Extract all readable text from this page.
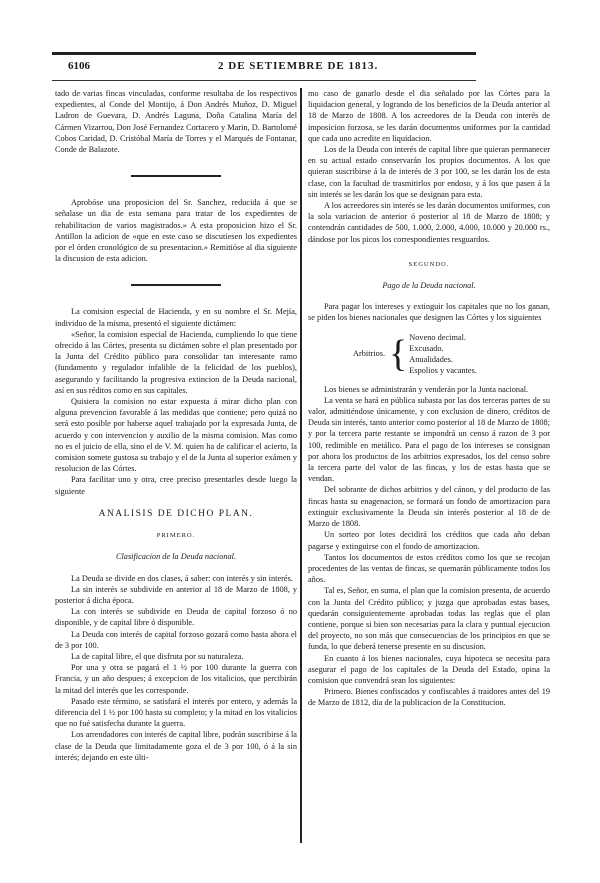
6106	2 DE SETIEMBRE DE 1813.

tado de varias fincas vinculadas, conforme resultaba de los respectivos expedientes, al Conde del Montijo, á Don Andrés Muñoz, D. Miguel Ladron de Guevara, D. Andrés Laguna, Doña Catalina María del Cármen Vizarrou, Don José Fernandez Cortacero y Marin, D. Bartolomé Cobos Caridad, D. Cristóbal María de Torres y el Marqués de Fontanar, Conde de Balazote.

Aprobóse una proposicion del Sr. Sanchez, reducida á que se señalase un dia de esta semana para tratar de los expedientes de rehabilitacion de varios magistrados.» A esta proposicion hizo el Sr. Antillon la adicion de «que en este caso se discutiesen los expedientes por el órden cronológico de su presentacion.» Remitióse al dia siguiente la discusion de esta adicion.

La comision especial de Hacienda, y en su nombre el Sr. Mejía, individuo de la misma, presentó el siguiente dictámen:

«Señor, la comision especial de Hacienda, cumpliendo lo que tiene ofrecido á las Córtes, presenta su dictámen sobre el plan presentado por la Junta del Crédito público para consolidar tan interesante ramo (fundamento y regulador infalible de la felicidad de los pueblos), asegurando y facilitando la progresiva extincion de la Deuda nacional, así en sus réditos como en sus capitales.

Quisiera la comision no estar expuesta á mirar dicho plan con alguna prevencion favorable á las medidas que contiene; pero quizá no será esto posible por haberse aquel trabajado por la expresada Junta, de acuerdo y con intervencion y auxilio de la misma comision. Mas como no es el juicio de ella, sino el de V. M. quien ha de calificar el acierto, la comision somete gustosa su trabajo y el de la Junta al superior exámen y resolucion de las Córtes.

Para facilitar uno y otra, cree preciso presentarles desde luego la siguiente

ANALISIS DE DICHO PLAN.
PRIMERO.
Clasificacion de la Deuda nacional.

La Deuda se divide en dos clases, á saber: con interés y sin interés.

La sin interés se subdivide en anterior al 18 de Marzo de 1808, y posterior á dicha época.

La con interés se subdivide en Deuda de capital forzoso ó no disponible, y de capital libre ó disponible.

La Deuda con interés de capital forzoso gozará como hasta ahora el de 3 por 100.

La de capital libre, el que disfruta por su naturaleza.

Por una y otra se pagará el 1 ½ por 100 durante la guerra con Francia, y un año despues; á excepcion de los vitalicios, que percibirán la mitad del interés que les corresponde.

Pasado este término, se satisfará el interés por entero, y además la diferencia del 1 ½ por 100 hasta su completo; y la mitad en los vitalicios que no fué satisfecha durante la guerra.

Los arrendadores con interés de capital libre, podrán suscribirse á la clase de la Deuda que limitadamente goza el de 3 por 100, ó á la sin interés; dejando en este últi-

mo caso de ganarlo desde el dia señalado por las Córtes para la liquidacion general, y logrando de los beneficios de la Deuda anterior al 18 de Marzo de 1808. A los acreedores de la Deuda con interés de imposicion forzosa, se les darán documentos uniformes por la cantidad que cada uno acredite en liquidacion.

Los de la Deuda con interés de capital libre que quieran permanecer en su actual estado conservarán los propios documentos. A los que quieran suscribirse á la de interés de 3 por 100, se les darán los de esta clase, con la facultad de trasmitirlos por endoso, y á los que pasen á la sin interés se les darán los que se designan para esta.

A los acreedores sin interés se les darán documentos uniformes, con la sola variacion de anterior ó posterior al 18 de Marzo de 1808; y contendrán cantidades de 500, 1.000, 2.000, 4.000, 10.000 y 20.000 rs., dándose por los picos los correspondientes resguardos.

SEGUNDO.
Pago de la Deuda nacional.

Para pagar los intereses y extinguir los capitales que no los ganan, se piden los bienes nacionales que designen las Córtes y los siguientes

Arbitrios. { Noveno decimal.
Excusado.
Anualidades.
Espolios y vacantes.

Los bienes se administrarán y venderán por la Junta nacional.

La venta se hará en pública subasta por las dos terceras partes de su valor, admitiéndose únicamente, y con exclusion de dinero, créditos de Deuda sin interés, tanto anterior como posterior al 18 de Marzo de 1808; y por la tercera parte restante se impondrá un censo á razon de 3 por 100, redimible en metálico. Para el pago de los intereses se consignan por ahora los productos de los arbitrios expresados, los del censo sobre la tercera parte del valor de las fincas, y los de estas hasta que se vendan.

Del sobrante de dichos arbitrios y del cánon, y del producto de las fincas hasta su enagenacion, se formará un fondo de amortizacion para extinguir exclusivamente la Deuda sin interés posterior al 18 de de Marzo de 1808.

Un sorteo por lotes decidirá los créditos que cada año deban pagarse y extinguirse con el fondo de amortizacion.

Tantos los documentos de estos créditos como los que se recojan procedentes de las ventas de fincas, se quemarán públicamente todos los años.

Tal es, Señor, en suma, el plan que la comision presenta, de acuerdo con la Junta del Crédito público; y juzga que aprobadas estas bases, quedarán consiguientemente aprobadas todas las reglas que el plan contiene, porque si bien son necesarias para la clara y puntual ejecucion del proyecto, no son más que consecuencias de los principios en que se funda, lo que deberá tenerse presente en su discusion.

En cuanto á los bienes nacionales, cuya hipoteca se necesita para asegurar el pago de los capitales de la Deuda del Estado, opina la comision que convendrá sean los siguientes:

Primero. Bienes confiscados y confiscables á traidores antes del 19 de Marzo de 1812, dia de la publicacion de la Constitucion.
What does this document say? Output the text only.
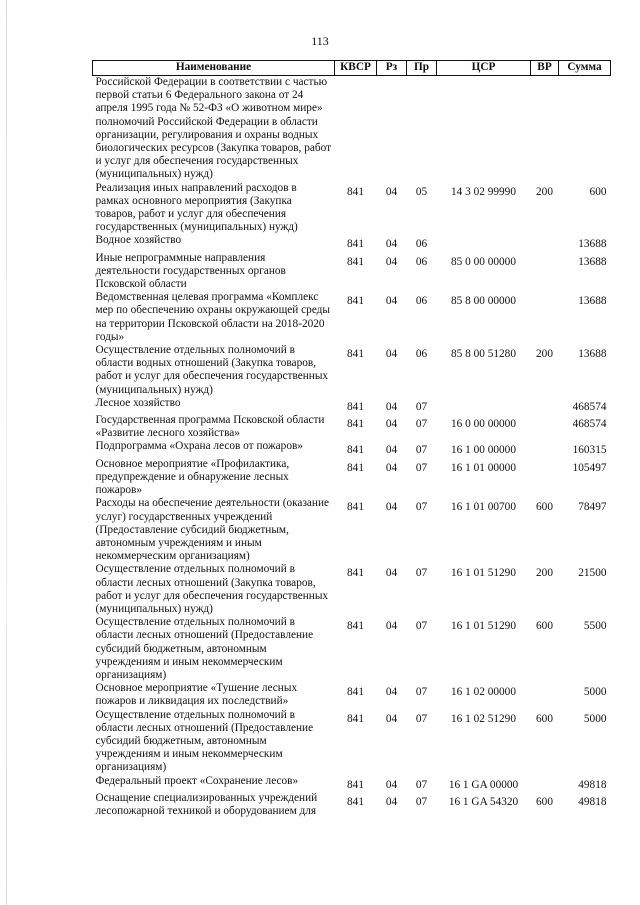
113
Наименование	КВСР	Рз	Пр	ЦСР	ВР	Сумма
Российской Федерации в соответствии с частью первой статьи 6 Федерального закона от 24 апреля 1995 года № 52-ФЗ «О животном мире» полномочий Российской Федерации в области организации, регулирования и охраны водных биологических ресурсов (Закупка товаров, работ и услуг для обеспечения государственных (муниципальных) нужд)						
Реализация иных направлений расходов в рамках основного мероприятия (Закупка товаров, работ и услуг для обеспечения государственных (муниципальных) нужд)	841	04	05	14 3 02 99990	200	600
Водное хозяйство	841	04	06			13688
Иные непрограммные направления деятельности государственных органов Псковской области	841	04	06	85 0 00 00000		13688
Ведомственная целевая программа «Комплекс мер по обеспечению охраны окружающей среды на территории Псковской области на 2018-2020 годы»	841	04	06	85 8 00 00000		13688
Осуществление отдельных полномочий в области водных отношений (Закупка товаров, работ и услуг для обеспечения государственных (муниципальных) нужд)	841	04	06	85 8 00 51280	200	13688
Лесное хозяйство	841	04	07			468574
Государственная программа Псковской области «Развитие лесного хозяйства»	841	04	07	16 0 00 00000		468574
Подпрограмма «Охрана лесов от пожаров»	841	04	07	16 1 00 00000		160315
Основное мероприятие «Профилактика, предупреждение и обнаружение лесных пожаров»	841	04	07	16 1 01 00000		105497
Расходы на обеспечение деятельности (оказание услуг) государственных учреждений (Предоставление субсидий бюджетным, автономным учреждениям и иным некоммерческим организациям)	841	04	07	16 1 01 00700	600	78497
Осуществление отдельных полномочий в области лесных отношений (Закупка товаров, работ и услуг для обеспечения государственных (муниципальных) нужд)	841	04	07	16 1 01 51290	200	21500
Осуществление отдельных полномочий в области лесных отношений (Предоставление субсидий бюджетным, автономным учреждениям и иным некоммерческим организациям)	841	04	07	16 1 01 51290	600	5500
Основное мероприятие «Тушение лесных пожаров и ликвидация их последствий»	841	04	07	16 1 02 00000		5000
Осуществление отдельных полномочий в области лесных отношений (Предоставление субсидий бюджетным, автономным учреждениям и иным некоммерческим организациям)	841	04	07	16 1 02 51290	600	5000
Федеральный проект «Сохранение лесов»	841	04	07	16 1 GA 00000		49818
Оснащение специализированных учреждений лесопожарной техникой и оборудованием для	841	04	07	16 1 GA 54320	600	49818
━━━━━━━━━━
Retype each line of the listing above word for word. Exclude the pictures.

Extract all readable text from this page.
6106	2 DE SETIEMBRE DE 1813.

tado de varias fincas vinculadas, conforme resultaba de los respectivos expedientes, al Conde del Montijo, á Don Andrés Muñoz, D. Miguel Ladron de Guevara, D. Andrés Laguna, Doña Catalina María del Cármen Vizarrou, Don José Fernandez Cortacero y Marin, D. Bartolomé Cobos Caridad, D. Cristóbal María de Torres y el Marqués de Fontanar, Conde de Balazote.

Aprobóse una proposicion del Sr. Sanchez, reducida á que se señalase un dia de esta semana para tratar de los expedientes de rehabilitacion de varios magistrados.» A esta proposicion hizo el Sr. Antillon la adicion de «que en este caso se discutiesen los expedientes por el órden cronológico de su presentacion.» Remitióse al dia siguiente la discusion de esta adicion.

La comision especial de Hacienda, y en su nombre el Sr. Mejía, individuo de la misma, presentó el siguiente dictámen:

«Señor, la comision especial de Hacienda, cumpliendo lo que tiene ofrecido á las Córtes, presenta su dictámen sobre el plan presentado por la Junta del Crédito público para consolidar tan interesante ramo (fundamento y regulador infalible de la felicidad de los pueblos), asegurando y facilitando la progresiva extincion de la Deuda nacional, así en sus réditos como en sus capitales.

Quisiera la comision no estar expuesta á mirar dicho plan con alguna prevencion favorable á las medidas que contiene; pero quizá no será esto posible por haberse aquel trabajado por la expresada Junta, de acuerdo y con intervencion y auxilio de la misma comision. Mas como no es el juicio de ella, sino el de V. M. quien ha de calificar el acierto, la comision somete gustosa su trabajo y el de la Junta al superior exámen y resolucion de las Córtes.

Para facilitar uno y otra, cree preciso presentarles desde luego la siguiente

ANALISIS DE DICHO PLAN.
PRIMERO.
Clasificacion de la Deuda nacional.

La Deuda se divide en dos clases, á saber: con interés y sin interés.

La sin interés se subdivide en anterior al 18 de Marzo de 1808, y posterior á dicha época.

La con interés se subdivide en Deuda de capital forzoso ó no disponible, y de capital libre ó disponible.

La Deuda con interés de capital forzoso gozará como hasta ahora el de 3 por 100.

La de capital libre, el que disfruta por su naturaleza.

Por una y otra se pagará el 1 ½ por 100 durante la guerra con Francia, y un año despues; á excepcion de los vitalicios, que percibirán la mitad del interés que les corresponde.

Pasado este término, se satisfará el interés por entero, y además la diferencia del 1 ½ por 100 hasta su completo; y la mitad en los vitalicios que no fué satisfecha durante la guerra.

Los arrendadores con interés de capital libre, podrán suscribirse á la clase de la Deuda que limitadamente goza el de 3 por 100, ó á la sin interés; dejando en este últi-

mo caso de ganarlo desde el dia señalado por las Córtes para la liquidacion general, y logrando de los beneficios de la Deuda anterior al 18 de Marzo de 1808. A los acreedores de la Deuda con interés de imposicion forzosa, se les darán documentos uniformes por la cantidad que cada uno acredite en liquidacion.

Los de la Deuda con interés de capital libre que quieran permanecer en su actual estado conservarán los propios documentos. A los que quieran suscribirse á la de interés de 3 por 100, se les darán los de esta clase, con la facultad de trasmitirlos por endoso, y á los que pasen á la sin interés se les darán los que se designan para esta.

A los acreedores sin interés se les darán documentos uniformes, con la sola variacion de anterior ó posterior al 18 de Marzo de 1808; y contendrán cantidades de 500, 1.000, 2.000, 4.000, 10.000 y 20.000 rs., dándose por los picos los correspondientes resguardos.

SEGUNDO.
Pago de la Deuda nacional.

Para pagar los intereses y extinguir los capitales que no los ganan, se piden los bienes nacionales que designen las Córtes y los siguientes

Arbitrios. { Noveno decimal.
Excusado.
Anualidades.
Espolios y vacantes.

Los bienes se administrarán y venderán por la Junta nacional.

La venta se hará en pública subasta por las dos terceras partes de su valor, admitiéndose únicamente, y con exclusion de dinero, créditos de Deuda sin interés, tanto anterior como posterior al 18 de Marzo de 1808; y por la tercera parte restante se impondrá un censo á razon de 3 por 100, redimible en metálico. Para el pago de los intereses se consignan por ahora los productos de los arbitrios expresados, los del censo sobre la tercera parte del valor de las fincas, y los de estas hasta que se vendan.

Del sobrante de dichos arbitrios y del cánon, y del producto de las fincas hasta su enagenacion, se formará un fondo de amortizacion para extinguir exclusivamente la Deuda sin interés posterior al 18 de de Marzo de 1808.

Un sorteo por lotes decidirá los créditos que cada año deban pagarse y extinguirse con el fondo de amortizacion.

Tantos los documentos de estos créditos como los que se recojan procedentes de las ventas de fincas, se quemarán públicamente todos los años.

Tal es, Señor, en suma, el plan que la comision presenta, de acuerdo con la Junta del Crédito público; y juzga que aprobadas estas bases, quedarán consiguientemente aprobadas todas las reglas que el plan contiene, porque si bien son necesarias para la clara y puntual ejecucion del proyecto, no son más que consecuencias de los principios en que se funda, lo que deberá tenerse presente en su discusion.

En cuanto á los bienes nacionales, cuya hipoteca se necesita para asegurar el pago de los capitales de la Deuda del Estado, opina la comision que convendrá sean los siguientes:

Primero. Bienes confiscados y confiscables á traidores antes del 19 de Marzo de 1812, dia de la publicacion de la Constitucion.
What does this document say? Output the text only.
113
Наименование	КВСР	Рз	Пр	ЦСР	ВР	Сумма
Российской Федерации в соответствии с частью первой статьи 6 Федерального закона от 24 апреля 1995 года № 52-ФЗ «О животном мире» полномочий Российской Федерации в области организации, регулирования и охраны водных биологических ресурсов (Закупка товаров, работ и услуг для обеспечения государственных (муниципальных) нужд)						
Реализация иных направлений расходов в рамках основного мероприятия (Закупка товаров, работ и услуг для обеспечения государственных (муниципальных) нужд)	841	04	05	14 3 02 99990	200	600
Водное хозяйство	841	04	06			13688
Иные непрограммные направления деятельности государственных органов Псковской области	841	04	06	85 0 00 00000		13688
Ведомственная целевая программа «Комплекс мер по обеспечению охраны окружающей среды на территории Псковской области на 2018-2020 годы»	841	04	06	85 8 00 00000		13688
Осуществление отдельных полномочий в области водных отношений (Закупка товаров, работ и услуг для обеспечения государственных (муниципальных) нужд)	841	04	06	85 8 00 51280	200	13688
Лесное хозяйство	841	04	07			468574
Государственная программа Псковской области «Развитие лесного хозяйства»	841	04	07	16 0 00 00000		468574
Подпрограмма «Охрана лесов от пожаров»	841	04	07	16 1 00 00000		160315
Основное мероприятие «Профилактика, предупреждение и обнаружение лесных пожаров»	841	04	07	16 1 01 00000		105497
Расходы на обеспечение деятельности (оказание услуг) государственных учреждений (Предоставление субсидий бюджетным, автономным учреждениям и иным некоммерческим организациям)	841	04	07	16 1 01 00700	600	78497
Осуществление отдельных полномочий в области лесных отношений (Закупка товаров, работ и услуг для обеспечения государственных (муниципальных) нужд)	841	04	07	16 1 01 51290	200	21500
Осуществление отдельных полномочий в области лесных отношений (Предоставление субсидий бюджетным, автономным учреждениям и иным некоммерческим организациям)	841	04	07	16 1 01 51290	600	5500
Основное мероприятие «Тушение лесных пожаров и ликвидация их последствий»	841	04	07	16 1 02 00000		5000
Осуществление отдельных полномочий в области лесных отношений (Предоставление субсидий бюджетным, автономным учреждениям и иным некоммерческим организациям)	841	04	07	16 1 02 51290	600	5000
Федеральный проект «Сохранение лесов»	841	04	07	16 1 GA 00000		49818
Оснащение специализированных учреждений лесопожарной техникой и оборудованием для	841	04	07	16 1 GA 54320	600	49818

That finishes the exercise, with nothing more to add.